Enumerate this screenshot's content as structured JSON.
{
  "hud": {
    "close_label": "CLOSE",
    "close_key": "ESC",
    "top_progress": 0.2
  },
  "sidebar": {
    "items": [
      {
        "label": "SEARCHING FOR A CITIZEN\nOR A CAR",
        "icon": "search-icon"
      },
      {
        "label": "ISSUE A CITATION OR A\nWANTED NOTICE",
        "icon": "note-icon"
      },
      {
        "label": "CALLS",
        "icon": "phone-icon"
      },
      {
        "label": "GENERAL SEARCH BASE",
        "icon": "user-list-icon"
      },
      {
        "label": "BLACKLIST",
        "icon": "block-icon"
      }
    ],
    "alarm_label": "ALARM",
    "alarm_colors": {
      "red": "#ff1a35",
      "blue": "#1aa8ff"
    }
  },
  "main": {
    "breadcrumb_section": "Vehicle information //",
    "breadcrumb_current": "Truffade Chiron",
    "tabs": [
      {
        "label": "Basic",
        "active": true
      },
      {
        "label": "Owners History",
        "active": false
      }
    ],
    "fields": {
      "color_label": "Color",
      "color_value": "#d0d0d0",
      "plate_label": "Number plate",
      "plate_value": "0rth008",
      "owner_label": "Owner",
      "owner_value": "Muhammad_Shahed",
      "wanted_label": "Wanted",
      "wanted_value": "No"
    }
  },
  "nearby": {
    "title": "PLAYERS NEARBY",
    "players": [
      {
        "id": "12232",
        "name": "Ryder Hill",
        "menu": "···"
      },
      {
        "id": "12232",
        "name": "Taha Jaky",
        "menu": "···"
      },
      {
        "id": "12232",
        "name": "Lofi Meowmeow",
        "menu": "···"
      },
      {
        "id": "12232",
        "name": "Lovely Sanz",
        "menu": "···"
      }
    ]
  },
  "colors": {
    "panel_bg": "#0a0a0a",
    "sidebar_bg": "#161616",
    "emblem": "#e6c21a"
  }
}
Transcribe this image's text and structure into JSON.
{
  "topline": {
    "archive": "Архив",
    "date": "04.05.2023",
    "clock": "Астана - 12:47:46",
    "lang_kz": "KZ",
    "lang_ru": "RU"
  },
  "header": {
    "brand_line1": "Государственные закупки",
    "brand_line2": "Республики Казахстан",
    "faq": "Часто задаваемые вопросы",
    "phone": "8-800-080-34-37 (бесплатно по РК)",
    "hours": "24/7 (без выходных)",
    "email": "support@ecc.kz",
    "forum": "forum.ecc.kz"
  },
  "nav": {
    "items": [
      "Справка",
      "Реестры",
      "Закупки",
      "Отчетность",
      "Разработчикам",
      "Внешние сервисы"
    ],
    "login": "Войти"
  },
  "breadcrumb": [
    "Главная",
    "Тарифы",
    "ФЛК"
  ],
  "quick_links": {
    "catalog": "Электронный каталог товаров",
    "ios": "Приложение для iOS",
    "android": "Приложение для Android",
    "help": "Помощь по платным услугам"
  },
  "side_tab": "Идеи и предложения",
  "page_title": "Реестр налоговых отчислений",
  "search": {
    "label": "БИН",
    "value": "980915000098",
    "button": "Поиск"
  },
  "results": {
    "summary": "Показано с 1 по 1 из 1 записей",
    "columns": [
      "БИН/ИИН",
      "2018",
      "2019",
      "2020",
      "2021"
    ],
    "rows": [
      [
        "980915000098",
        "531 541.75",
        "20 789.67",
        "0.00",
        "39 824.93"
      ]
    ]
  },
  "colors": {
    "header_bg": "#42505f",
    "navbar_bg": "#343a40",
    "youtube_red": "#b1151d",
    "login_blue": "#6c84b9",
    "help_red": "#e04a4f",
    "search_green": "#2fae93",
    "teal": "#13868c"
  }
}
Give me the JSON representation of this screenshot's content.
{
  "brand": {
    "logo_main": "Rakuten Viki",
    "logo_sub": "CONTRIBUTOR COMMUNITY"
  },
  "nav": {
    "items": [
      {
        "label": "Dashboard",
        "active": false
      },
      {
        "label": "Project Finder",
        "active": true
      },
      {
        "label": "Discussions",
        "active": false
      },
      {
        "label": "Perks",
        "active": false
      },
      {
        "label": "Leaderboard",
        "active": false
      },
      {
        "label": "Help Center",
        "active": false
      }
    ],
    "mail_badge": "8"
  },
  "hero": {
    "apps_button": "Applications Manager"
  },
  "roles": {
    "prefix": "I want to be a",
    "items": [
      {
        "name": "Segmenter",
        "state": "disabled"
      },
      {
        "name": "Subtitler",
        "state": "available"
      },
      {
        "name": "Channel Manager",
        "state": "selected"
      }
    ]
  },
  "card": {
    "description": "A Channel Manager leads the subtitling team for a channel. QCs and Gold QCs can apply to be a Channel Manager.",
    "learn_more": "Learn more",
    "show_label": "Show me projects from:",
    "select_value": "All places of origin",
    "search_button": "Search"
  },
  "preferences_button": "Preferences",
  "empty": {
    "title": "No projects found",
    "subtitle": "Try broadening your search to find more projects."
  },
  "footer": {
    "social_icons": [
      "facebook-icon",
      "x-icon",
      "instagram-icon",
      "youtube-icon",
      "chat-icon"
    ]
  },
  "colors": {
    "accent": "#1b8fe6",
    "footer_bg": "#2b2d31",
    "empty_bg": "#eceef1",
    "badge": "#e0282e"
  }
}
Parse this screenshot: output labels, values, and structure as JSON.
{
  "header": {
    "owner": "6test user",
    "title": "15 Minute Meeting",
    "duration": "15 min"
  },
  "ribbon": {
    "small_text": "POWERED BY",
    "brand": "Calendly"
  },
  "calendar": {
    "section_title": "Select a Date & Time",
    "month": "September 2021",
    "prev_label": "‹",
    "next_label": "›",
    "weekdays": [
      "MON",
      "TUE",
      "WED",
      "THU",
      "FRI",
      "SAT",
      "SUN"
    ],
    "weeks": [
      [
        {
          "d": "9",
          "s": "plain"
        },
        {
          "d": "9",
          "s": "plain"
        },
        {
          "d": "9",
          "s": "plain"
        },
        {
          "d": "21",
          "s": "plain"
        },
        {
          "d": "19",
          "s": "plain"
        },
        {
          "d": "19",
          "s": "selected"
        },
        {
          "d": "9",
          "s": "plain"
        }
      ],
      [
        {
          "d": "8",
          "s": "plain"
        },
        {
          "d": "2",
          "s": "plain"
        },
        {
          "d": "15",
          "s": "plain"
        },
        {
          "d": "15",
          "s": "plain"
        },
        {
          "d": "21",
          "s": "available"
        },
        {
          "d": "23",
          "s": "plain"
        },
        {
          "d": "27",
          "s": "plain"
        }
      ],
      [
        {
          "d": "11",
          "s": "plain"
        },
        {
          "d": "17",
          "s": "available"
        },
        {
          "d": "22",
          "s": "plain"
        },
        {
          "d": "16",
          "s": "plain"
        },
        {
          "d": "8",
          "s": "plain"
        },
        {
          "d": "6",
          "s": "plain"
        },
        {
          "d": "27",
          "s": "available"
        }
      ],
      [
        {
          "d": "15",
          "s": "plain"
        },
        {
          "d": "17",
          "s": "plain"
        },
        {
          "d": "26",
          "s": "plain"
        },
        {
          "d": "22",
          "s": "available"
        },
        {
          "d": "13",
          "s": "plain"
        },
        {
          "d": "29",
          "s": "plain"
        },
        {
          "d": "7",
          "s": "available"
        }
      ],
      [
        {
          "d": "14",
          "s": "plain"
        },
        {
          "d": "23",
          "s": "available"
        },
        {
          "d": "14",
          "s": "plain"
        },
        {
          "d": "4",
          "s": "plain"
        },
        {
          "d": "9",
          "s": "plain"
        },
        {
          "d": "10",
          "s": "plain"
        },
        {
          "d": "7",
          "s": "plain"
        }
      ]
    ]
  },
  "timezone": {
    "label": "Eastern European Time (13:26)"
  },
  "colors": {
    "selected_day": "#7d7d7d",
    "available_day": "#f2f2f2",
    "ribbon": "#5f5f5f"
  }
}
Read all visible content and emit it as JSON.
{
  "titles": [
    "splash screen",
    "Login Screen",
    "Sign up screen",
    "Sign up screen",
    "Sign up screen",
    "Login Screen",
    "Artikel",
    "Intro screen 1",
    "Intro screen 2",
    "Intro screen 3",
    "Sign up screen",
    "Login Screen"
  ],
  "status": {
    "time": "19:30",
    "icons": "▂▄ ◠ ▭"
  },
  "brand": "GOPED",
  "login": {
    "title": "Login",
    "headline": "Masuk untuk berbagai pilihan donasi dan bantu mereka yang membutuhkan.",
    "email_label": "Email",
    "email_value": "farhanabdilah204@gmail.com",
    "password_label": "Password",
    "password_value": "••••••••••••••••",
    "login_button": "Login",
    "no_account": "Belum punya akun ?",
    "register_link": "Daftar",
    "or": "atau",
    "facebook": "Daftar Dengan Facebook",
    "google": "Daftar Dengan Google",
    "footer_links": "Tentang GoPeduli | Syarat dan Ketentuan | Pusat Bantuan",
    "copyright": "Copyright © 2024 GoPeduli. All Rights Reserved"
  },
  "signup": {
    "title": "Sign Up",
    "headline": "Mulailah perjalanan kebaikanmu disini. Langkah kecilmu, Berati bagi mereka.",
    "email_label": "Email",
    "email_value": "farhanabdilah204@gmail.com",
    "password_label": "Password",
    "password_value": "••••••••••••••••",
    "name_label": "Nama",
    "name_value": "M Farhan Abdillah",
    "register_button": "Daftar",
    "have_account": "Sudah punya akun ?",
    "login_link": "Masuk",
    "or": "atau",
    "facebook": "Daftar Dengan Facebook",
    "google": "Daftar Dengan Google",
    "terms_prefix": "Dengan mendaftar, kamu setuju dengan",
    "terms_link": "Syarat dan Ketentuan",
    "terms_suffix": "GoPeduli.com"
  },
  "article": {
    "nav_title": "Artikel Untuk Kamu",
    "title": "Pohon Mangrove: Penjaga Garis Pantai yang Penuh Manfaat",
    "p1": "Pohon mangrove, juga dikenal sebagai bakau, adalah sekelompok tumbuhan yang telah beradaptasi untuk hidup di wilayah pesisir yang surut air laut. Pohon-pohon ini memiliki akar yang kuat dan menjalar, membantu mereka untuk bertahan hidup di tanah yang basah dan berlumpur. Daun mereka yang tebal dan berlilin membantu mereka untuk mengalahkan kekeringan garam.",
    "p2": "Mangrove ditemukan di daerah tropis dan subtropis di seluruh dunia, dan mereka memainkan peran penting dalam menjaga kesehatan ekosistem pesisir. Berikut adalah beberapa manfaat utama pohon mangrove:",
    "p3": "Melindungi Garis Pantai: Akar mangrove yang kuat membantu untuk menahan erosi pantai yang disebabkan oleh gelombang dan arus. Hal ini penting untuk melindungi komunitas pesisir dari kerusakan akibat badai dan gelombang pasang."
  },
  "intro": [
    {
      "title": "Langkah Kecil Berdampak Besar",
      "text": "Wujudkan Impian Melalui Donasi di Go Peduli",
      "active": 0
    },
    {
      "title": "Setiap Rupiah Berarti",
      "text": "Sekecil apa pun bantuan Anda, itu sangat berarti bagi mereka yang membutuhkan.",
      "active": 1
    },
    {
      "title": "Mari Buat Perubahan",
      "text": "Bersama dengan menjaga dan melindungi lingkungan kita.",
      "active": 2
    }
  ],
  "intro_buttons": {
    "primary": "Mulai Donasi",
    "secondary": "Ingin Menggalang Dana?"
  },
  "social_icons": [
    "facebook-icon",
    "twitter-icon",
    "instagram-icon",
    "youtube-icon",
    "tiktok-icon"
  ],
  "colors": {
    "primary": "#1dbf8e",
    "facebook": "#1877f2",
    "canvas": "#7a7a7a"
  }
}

◇ ◇ ◇ ◇ ◇

EXERCISE INSTRUCTIONS:
Pull out every line containing "primary".

EXERCISE RESPONSE:
    "primary": "Mulai Donasi",
    "primary": "#1dbf8e",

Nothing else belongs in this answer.